GOAL: Write out the material again word for word, dropping any images it holds.

(Extracted data entries)
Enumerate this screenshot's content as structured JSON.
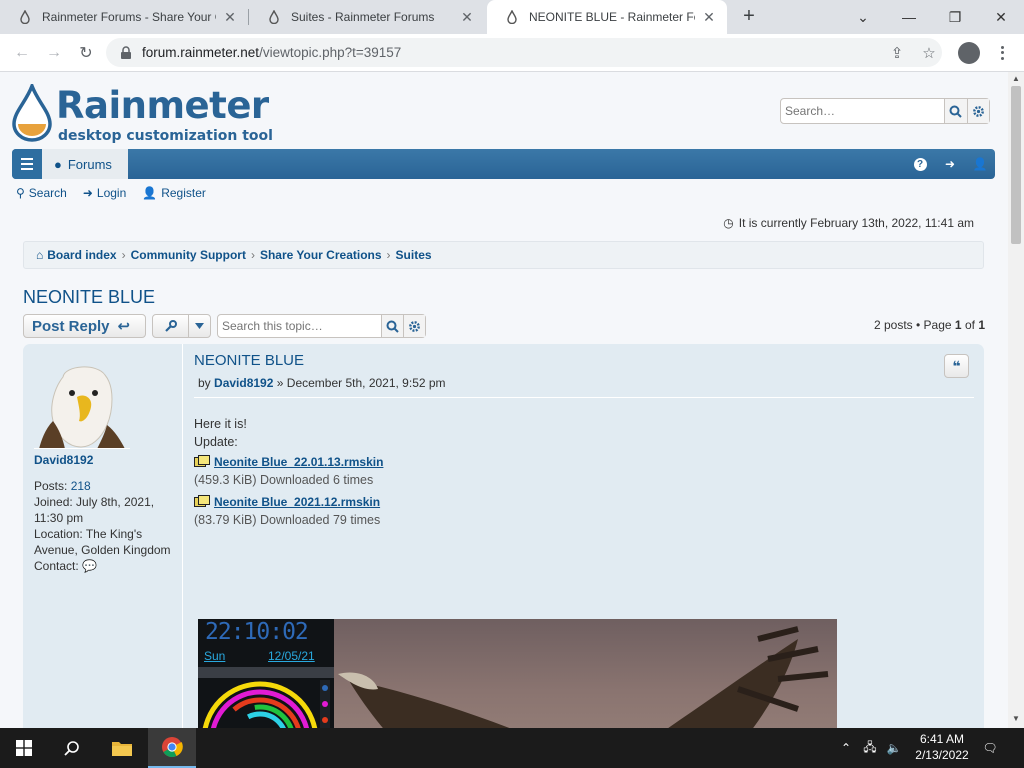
{
  "browser": {
    "tabs": [
      {
        "title": "Rainmeter Forums - Share Your Creations"
      },
      {
        "title": "Suites - Rainmeter Forums"
      },
      {
        "title": "NEONITE BLUE - Rainmeter Forums"
      }
    ],
    "url_host": "forum.rainmeter.net",
    "url_path": "/viewtopic.php?t=39157"
  },
  "site": {
    "brand": "Rainmeter",
    "tagline": "desktop customization tool",
    "search_placeholder": "Search…",
    "nav_forums": "Forums",
    "sublinks": {
      "search": "Search",
      "login": "Login",
      "register": "Register"
    },
    "current_time": "It is currently February 13th, 2022, 11:41 am",
    "breadcrumb": [
      "Board index",
      "Community Support",
      "Share Your Creations",
      "Suites"
    ]
  },
  "topic": {
    "title": "NEONITE BLUE",
    "post_reply": "Post Reply",
    "search_placeholder": "Search this topic…",
    "pagination": {
      "posts": "2 posts",
      "page_label": "Page",
      "page": "1",
      "of": "of",
      "total": "1"
    }
  },
  "post": {
    "title": "NEONITE BLUE",
    "by": "by",
    "author": "David8192",
    "date": "December 5th, 2021, 9:52 pm",
    "body_line1": "Here it is!",
    "body_line2": "Update:",
    "attachments": [
      {
        "name": "Neonite Blue_22.01.13.rmskin",
        "meta": "(459.3 KiB) Downloaded 6 times"
      },
      {
        "name": "Neonite Blue_2021.12.rmskin",
        "meta": "(83.79 KiB) Downloaded 79 times"
      }
    ],
    "skin_clock": "22:10:02",
    "skin_day": "Sun",
    "skin_date": "12/05/21"
  },
  "profile": {
    "username": "David8192",
    "posts_label": "Posts:",
    "posts": "218",
    "joined_label": "Joined:",
    "joined": "July 8th, 2021, 11:30 pm",
    "location_label": "Location:",
    "location": "The King's Avenue, Golden Kingdom",
    "contact_label": "Contact:"
  },
  "taskbar": {
    "time": "6:41 AM",
    "date": "2/13/2022"
  },
  "colors": {
    "link": "#105289",
    "navbar": "#2a6496",
    "post_bg": "#e1ebf2"
  }
}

SOLUTION TO THIS TASK:
Enumerate this screenshot's content as structured JSON.
{
  "browser": {
    "tabs": [
      {
        "title": "Rainmeter Forums - Share Your Creations"
      },
      {
        "title": "Suites - Rainmeter Forums"
      },
      {
        "title": "NEONITE BLUE - Rainmeter Forums"
      }
    ],
    "url_host": "forum.rainmeter.net",
    "url_path": "/viewtopic.php?t=39157"
  },
  "site": {
    "brand": "Rainmeter",
    "tagline": "desktop customization tool",
    "search_placeholder": "Search…",
    "nav_forums": "Forums",
    "sublinks": {
      "search": "Search",
      "login": "Login",
      "register": "Register"
    },
    "current_time": "It is currently February 13th, 2022, 11:41 am",
    "breadcrumb": [
      "Board index",
      "Community Support",
      "Share Your Creations",
      "Suites"
    ]
  },
  "topic": {
    "title": "NEONITE BLUE",
    "post_reply": "Post Reply",
    "search_placeholder": "Search this topic…",
    "pagination": {
      "posts": "2 posts",
      "page_label": "Page",
      "page": "1",
      "of": "of",
      "total": "1"
    }
  },
  "post": {
    "title": "NEONITE BLUE",
    "by": "by",
    "author": "David8192",
    "date": "December 5th, 2021, 9:52 pm",
    "body_line1": "Here it is!",
    "body_line2": "Update:",
    "attachments": [
      {
        "name": "Neonite Blue_22.01.13.rmskin",
        "meta": "(459.3 KiB) Downloaded 6 times"
      },
      {
        "name": "Neonite Blue_2021.12.rmskin",
        "meta": "(83.79 KiB) Downloaded 79 times"
      }
    ],
    "skin_clock": "22:10:02",
    "skin_day": "Sun",
    "skin_date": "12/05/21"
  },
  "profile": {
    "username": "David8192",
    "posts_label": "Posts:",
    "posts": "218",
    "joined_label": "Joined:",
    "joined": "July 8th, 2021, 11:30 pm",
    "location_label": "Location:",
    "location": "The King's Avenue, Golden Kingdom",
    "contact_label": "Contact:"
  },
  "taskbar": {
    "time": "6:41 AM",
    "date": "2/13/2022"
  },
  "colors": {
    "link": "#105289",
    "navbar": "#2a6496",
    "post_bg": "#e1ebf2"
  }
}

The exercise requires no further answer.